Your goal:
Copy every line from the material below that holds "Friedr".

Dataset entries
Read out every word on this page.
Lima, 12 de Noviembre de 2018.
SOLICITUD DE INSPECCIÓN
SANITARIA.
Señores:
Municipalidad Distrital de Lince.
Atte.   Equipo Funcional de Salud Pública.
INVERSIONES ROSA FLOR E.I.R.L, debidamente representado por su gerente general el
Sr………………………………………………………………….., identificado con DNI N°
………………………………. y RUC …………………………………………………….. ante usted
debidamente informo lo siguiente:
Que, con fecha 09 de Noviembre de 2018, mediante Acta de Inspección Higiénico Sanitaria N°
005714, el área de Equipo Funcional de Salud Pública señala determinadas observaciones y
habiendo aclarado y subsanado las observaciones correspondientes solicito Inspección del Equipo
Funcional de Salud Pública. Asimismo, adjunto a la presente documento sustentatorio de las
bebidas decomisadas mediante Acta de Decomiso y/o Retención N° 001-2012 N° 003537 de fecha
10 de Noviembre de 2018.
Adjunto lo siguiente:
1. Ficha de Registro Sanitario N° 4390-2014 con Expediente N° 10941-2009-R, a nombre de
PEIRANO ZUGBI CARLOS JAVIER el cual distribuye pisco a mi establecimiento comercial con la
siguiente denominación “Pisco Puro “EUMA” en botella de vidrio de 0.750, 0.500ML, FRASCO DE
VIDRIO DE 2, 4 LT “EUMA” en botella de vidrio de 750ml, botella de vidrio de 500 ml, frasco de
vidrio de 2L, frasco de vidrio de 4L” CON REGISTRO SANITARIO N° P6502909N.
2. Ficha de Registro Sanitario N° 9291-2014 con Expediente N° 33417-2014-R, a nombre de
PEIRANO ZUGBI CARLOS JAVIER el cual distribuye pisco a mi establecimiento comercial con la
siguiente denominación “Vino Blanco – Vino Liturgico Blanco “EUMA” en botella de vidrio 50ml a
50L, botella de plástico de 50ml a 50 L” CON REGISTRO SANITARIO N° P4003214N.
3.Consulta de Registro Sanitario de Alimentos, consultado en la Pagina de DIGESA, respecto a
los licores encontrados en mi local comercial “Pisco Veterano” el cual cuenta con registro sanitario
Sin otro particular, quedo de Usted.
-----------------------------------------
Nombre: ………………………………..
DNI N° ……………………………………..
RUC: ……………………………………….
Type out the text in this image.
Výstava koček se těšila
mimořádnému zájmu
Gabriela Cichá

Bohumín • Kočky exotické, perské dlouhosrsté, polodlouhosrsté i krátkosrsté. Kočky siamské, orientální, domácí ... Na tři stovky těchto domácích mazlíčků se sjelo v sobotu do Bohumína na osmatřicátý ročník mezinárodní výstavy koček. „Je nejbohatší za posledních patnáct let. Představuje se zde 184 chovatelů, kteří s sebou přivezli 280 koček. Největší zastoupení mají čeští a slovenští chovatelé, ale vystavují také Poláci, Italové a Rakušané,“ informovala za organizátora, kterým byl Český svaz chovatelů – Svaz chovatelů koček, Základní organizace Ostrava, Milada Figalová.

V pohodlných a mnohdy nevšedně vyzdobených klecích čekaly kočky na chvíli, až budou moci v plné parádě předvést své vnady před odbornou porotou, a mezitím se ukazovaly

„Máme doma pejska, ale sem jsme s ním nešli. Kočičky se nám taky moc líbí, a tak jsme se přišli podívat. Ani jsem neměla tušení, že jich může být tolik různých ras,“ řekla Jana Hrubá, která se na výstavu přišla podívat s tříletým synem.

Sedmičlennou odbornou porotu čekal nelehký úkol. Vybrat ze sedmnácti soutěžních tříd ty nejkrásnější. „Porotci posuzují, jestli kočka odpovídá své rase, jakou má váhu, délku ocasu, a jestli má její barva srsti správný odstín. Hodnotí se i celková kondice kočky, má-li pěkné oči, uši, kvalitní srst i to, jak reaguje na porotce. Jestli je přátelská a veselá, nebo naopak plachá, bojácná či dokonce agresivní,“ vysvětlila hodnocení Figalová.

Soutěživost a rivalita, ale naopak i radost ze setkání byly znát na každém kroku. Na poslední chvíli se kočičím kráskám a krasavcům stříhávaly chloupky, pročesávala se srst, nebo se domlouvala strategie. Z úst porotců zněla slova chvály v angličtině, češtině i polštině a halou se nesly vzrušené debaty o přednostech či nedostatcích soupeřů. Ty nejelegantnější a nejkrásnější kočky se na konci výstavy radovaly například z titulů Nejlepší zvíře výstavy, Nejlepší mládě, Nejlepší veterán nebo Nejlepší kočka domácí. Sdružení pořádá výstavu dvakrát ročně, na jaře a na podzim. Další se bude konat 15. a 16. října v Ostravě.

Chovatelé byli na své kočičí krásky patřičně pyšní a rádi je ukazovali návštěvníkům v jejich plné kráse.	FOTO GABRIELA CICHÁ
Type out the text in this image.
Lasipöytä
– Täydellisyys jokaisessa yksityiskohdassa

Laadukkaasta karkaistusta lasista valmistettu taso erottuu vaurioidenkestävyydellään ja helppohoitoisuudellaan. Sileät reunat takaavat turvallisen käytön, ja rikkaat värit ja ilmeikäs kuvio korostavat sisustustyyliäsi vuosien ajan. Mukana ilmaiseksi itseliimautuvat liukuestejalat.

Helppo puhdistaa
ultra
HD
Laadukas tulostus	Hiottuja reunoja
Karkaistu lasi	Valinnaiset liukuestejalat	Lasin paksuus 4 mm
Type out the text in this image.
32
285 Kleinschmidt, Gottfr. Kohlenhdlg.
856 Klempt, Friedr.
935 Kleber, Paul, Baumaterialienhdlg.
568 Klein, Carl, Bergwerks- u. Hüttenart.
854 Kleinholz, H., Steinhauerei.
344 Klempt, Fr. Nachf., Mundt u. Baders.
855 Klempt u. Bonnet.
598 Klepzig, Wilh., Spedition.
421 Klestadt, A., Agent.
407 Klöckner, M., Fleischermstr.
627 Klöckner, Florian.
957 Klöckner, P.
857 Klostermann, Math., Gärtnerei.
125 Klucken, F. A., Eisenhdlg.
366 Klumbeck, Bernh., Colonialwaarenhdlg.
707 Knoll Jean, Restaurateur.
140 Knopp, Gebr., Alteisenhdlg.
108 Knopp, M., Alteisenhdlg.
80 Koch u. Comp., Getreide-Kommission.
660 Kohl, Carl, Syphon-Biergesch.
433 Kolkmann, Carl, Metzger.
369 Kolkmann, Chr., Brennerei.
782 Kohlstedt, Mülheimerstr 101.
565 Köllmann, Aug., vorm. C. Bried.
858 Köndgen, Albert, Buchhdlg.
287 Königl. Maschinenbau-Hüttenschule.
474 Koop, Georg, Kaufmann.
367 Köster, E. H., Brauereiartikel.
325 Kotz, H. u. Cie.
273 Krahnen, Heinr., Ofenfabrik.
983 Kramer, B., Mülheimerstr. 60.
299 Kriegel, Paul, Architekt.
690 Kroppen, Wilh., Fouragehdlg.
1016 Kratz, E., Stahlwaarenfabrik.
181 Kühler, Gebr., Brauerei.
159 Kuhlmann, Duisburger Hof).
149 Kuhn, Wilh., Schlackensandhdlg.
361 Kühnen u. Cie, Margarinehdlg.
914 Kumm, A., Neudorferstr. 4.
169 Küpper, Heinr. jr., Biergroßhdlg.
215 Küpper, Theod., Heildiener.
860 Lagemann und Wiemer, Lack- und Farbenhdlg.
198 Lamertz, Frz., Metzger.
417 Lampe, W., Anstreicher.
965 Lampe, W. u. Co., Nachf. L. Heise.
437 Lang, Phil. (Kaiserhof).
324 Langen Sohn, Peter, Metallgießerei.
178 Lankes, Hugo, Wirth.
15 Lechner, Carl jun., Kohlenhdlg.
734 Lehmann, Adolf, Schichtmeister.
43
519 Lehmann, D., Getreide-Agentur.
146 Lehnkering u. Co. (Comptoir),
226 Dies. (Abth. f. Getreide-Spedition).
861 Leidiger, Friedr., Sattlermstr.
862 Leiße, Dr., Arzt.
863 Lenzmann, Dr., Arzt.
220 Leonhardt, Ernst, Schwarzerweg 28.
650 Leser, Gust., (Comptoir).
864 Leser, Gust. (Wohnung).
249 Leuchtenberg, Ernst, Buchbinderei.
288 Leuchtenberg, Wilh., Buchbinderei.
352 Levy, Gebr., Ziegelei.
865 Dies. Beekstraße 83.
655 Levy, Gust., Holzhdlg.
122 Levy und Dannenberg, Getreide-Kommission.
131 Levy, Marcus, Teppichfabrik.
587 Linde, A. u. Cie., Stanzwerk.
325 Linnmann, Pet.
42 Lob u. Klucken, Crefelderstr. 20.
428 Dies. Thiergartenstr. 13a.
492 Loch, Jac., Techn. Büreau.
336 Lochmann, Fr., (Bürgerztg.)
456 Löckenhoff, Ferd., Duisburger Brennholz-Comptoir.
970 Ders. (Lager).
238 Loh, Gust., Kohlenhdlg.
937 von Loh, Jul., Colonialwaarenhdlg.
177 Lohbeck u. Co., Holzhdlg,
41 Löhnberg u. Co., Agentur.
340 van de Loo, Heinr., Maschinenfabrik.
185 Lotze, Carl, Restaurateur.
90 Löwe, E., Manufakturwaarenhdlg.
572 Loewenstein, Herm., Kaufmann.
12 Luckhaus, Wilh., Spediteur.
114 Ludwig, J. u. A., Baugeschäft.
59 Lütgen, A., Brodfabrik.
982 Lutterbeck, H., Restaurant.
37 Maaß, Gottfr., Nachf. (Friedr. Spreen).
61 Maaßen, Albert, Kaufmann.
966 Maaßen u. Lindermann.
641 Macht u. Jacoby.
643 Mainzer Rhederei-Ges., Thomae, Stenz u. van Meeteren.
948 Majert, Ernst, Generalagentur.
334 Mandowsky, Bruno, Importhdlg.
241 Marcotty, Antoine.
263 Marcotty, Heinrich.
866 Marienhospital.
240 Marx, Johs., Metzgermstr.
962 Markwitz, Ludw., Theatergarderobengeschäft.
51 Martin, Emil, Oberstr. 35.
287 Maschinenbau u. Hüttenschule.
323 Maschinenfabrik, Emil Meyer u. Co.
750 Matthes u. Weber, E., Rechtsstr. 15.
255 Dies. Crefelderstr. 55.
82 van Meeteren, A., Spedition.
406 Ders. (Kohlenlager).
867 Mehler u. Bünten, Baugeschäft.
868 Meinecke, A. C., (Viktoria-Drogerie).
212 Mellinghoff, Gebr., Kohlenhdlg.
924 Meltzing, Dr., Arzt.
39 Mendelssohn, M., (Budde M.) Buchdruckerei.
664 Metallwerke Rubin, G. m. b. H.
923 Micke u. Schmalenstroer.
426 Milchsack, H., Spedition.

Finished task:
856 Klempt, Friedr.
861 Leidiger, Friedr., Sattlermstr.
37 Maaß, Gottfr., Nachf. (Friedr. Spreen).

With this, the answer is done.